Copy every line of the data in which the word "label" occurs.

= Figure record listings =

##########

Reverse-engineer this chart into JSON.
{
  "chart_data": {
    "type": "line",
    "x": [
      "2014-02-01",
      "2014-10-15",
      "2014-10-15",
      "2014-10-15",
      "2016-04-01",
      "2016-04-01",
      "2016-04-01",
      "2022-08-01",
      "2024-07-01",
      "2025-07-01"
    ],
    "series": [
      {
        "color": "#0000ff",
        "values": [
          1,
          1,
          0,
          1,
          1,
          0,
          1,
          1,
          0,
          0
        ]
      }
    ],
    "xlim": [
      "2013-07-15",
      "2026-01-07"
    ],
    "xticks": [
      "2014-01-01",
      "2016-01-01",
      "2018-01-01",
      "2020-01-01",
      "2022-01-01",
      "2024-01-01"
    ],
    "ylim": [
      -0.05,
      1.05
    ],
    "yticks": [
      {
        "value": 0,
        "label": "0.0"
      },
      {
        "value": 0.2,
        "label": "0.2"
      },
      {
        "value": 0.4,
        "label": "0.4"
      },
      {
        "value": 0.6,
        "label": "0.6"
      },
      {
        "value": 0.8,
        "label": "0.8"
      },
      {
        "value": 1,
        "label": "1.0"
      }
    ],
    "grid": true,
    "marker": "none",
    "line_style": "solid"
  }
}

##########

= Full output =
        "label": "0.0"
        "label": "0.2"
        "label": "0.4"
        "label": "0.6"
        "label": "0.8"
        "label": "1.0"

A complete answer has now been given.